__MATERIAL FOR THIS EXERCISE__:
════════════════════
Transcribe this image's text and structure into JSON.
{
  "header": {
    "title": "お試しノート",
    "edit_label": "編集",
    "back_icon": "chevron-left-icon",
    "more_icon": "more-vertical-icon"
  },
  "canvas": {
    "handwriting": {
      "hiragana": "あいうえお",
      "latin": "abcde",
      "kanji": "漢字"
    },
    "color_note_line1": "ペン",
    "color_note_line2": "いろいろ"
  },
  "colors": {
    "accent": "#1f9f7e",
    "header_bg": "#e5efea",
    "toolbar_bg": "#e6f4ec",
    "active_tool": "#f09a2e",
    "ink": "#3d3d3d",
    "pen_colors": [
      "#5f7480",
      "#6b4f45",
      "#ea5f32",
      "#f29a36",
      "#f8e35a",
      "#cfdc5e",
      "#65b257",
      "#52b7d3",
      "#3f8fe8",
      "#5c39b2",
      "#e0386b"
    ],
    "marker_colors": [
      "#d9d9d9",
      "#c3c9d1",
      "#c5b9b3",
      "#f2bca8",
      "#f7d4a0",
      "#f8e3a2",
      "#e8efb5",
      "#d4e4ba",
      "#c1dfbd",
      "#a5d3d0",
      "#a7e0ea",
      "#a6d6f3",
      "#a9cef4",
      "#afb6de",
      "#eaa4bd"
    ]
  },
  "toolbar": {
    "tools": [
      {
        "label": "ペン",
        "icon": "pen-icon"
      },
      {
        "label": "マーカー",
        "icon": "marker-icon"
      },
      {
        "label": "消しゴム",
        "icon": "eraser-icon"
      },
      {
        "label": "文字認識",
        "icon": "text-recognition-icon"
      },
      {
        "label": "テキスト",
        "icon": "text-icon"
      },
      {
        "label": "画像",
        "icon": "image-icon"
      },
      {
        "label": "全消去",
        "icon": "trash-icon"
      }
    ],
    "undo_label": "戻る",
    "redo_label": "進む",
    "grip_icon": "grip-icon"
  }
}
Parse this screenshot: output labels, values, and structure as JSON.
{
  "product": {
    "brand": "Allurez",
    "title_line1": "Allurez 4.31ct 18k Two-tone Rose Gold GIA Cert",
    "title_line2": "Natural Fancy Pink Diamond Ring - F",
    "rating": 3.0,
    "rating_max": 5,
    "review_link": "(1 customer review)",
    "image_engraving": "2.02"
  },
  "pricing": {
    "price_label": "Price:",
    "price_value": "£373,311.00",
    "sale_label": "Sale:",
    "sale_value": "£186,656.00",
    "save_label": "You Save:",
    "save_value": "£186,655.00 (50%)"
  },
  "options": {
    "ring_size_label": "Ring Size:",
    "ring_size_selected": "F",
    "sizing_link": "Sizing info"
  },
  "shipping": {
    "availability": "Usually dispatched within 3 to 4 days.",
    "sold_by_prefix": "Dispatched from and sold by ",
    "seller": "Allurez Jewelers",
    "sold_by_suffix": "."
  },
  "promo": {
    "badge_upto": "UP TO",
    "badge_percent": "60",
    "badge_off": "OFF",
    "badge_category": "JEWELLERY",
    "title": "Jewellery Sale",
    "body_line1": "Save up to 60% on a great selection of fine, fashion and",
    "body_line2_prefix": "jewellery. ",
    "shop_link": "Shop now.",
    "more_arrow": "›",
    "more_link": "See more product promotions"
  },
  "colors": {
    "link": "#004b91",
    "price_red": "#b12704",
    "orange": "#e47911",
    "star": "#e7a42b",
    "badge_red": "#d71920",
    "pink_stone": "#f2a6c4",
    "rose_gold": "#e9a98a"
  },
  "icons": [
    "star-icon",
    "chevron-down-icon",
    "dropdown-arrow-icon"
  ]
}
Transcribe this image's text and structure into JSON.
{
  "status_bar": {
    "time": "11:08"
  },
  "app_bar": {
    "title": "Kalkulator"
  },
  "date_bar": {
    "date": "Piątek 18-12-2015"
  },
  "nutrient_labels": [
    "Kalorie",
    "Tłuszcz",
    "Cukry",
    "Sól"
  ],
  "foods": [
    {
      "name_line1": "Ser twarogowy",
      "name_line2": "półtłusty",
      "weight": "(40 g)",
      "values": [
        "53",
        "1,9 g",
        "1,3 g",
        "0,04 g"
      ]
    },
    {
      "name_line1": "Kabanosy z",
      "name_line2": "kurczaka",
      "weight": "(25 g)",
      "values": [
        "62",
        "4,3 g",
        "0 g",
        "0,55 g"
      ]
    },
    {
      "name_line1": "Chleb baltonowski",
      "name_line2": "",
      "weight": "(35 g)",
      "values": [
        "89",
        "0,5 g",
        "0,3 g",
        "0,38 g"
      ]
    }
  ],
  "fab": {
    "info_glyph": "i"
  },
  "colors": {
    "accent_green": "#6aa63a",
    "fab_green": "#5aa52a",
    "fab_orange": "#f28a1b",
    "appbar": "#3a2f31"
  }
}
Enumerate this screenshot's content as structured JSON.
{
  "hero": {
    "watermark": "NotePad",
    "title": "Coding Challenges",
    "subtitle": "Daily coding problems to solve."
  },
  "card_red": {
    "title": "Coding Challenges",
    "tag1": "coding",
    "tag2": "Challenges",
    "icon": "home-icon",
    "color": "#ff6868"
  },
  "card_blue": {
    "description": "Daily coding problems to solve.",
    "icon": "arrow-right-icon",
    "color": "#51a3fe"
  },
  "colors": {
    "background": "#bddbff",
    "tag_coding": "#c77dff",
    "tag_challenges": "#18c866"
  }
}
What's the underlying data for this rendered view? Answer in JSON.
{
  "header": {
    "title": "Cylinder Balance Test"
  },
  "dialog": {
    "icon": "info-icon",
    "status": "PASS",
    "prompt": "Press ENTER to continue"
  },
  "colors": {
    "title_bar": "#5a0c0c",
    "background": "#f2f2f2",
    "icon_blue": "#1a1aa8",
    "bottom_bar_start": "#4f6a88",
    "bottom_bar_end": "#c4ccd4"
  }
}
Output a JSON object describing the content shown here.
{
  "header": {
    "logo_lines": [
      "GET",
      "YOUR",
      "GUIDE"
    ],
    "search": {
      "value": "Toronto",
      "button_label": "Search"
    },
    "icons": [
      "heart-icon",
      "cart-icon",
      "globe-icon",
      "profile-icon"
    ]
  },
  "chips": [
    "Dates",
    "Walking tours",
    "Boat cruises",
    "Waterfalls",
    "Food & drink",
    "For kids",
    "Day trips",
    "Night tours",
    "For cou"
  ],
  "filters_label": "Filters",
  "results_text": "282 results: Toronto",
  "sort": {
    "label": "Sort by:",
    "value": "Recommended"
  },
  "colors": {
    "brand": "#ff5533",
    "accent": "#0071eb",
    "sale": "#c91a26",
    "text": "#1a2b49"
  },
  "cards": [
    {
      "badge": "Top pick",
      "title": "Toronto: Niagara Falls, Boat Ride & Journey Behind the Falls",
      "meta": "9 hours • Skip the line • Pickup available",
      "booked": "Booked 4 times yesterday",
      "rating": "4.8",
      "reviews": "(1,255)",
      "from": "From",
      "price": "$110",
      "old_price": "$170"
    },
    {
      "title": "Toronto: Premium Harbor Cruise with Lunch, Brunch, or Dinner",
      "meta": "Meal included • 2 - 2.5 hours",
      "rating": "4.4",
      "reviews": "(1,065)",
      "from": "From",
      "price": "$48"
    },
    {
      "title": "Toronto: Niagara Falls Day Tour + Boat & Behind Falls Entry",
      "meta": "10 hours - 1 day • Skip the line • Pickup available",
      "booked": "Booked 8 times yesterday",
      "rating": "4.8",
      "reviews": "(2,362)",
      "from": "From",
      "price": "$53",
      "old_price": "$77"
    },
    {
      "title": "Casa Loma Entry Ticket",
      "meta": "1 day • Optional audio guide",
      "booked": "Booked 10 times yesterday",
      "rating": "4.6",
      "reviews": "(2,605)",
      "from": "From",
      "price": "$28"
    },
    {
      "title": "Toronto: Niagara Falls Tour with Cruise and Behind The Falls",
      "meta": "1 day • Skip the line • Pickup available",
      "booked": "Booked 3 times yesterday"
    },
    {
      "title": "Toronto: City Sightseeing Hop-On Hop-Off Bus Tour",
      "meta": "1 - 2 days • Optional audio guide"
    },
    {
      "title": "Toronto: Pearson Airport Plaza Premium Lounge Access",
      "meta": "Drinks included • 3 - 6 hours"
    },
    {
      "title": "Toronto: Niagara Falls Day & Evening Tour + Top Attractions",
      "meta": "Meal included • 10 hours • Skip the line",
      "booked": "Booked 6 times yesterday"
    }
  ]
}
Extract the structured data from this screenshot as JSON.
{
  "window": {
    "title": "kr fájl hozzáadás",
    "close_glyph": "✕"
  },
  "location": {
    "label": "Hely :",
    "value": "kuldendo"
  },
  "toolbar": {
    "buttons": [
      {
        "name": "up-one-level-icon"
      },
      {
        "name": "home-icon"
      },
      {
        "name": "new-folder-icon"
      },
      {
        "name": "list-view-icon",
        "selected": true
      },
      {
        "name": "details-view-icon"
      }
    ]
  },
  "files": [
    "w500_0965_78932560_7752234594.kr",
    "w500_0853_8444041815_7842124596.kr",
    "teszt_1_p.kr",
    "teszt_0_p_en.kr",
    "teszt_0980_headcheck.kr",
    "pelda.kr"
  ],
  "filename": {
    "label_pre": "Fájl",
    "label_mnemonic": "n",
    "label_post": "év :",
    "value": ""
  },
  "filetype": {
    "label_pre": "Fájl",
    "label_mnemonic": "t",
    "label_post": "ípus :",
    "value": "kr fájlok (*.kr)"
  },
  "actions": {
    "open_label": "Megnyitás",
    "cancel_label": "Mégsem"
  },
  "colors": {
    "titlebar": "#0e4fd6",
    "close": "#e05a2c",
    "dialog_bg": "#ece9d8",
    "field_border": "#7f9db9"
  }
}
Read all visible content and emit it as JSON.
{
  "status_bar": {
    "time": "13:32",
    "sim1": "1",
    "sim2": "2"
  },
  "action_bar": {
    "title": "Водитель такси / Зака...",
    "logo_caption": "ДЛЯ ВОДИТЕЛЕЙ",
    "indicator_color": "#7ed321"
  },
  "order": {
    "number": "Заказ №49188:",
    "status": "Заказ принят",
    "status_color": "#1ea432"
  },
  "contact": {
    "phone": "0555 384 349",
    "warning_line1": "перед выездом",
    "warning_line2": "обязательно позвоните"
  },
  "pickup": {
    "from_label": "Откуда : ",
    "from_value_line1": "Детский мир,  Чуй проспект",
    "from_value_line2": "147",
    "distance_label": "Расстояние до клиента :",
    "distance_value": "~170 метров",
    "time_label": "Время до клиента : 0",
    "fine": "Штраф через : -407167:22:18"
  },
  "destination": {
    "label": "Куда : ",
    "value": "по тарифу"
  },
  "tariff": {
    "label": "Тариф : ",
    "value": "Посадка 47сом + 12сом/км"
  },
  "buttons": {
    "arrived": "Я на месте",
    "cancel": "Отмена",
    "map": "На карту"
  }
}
════════════════════
__EXERCISE DETAILS__: Reproduce every line from the entries that holds the word "days".

__EXERCISE ANSWER__:
    "availability": "Usually dispatched within 3 to 4 days.",
      "meta": "1 - 2 days • Optional audio guide"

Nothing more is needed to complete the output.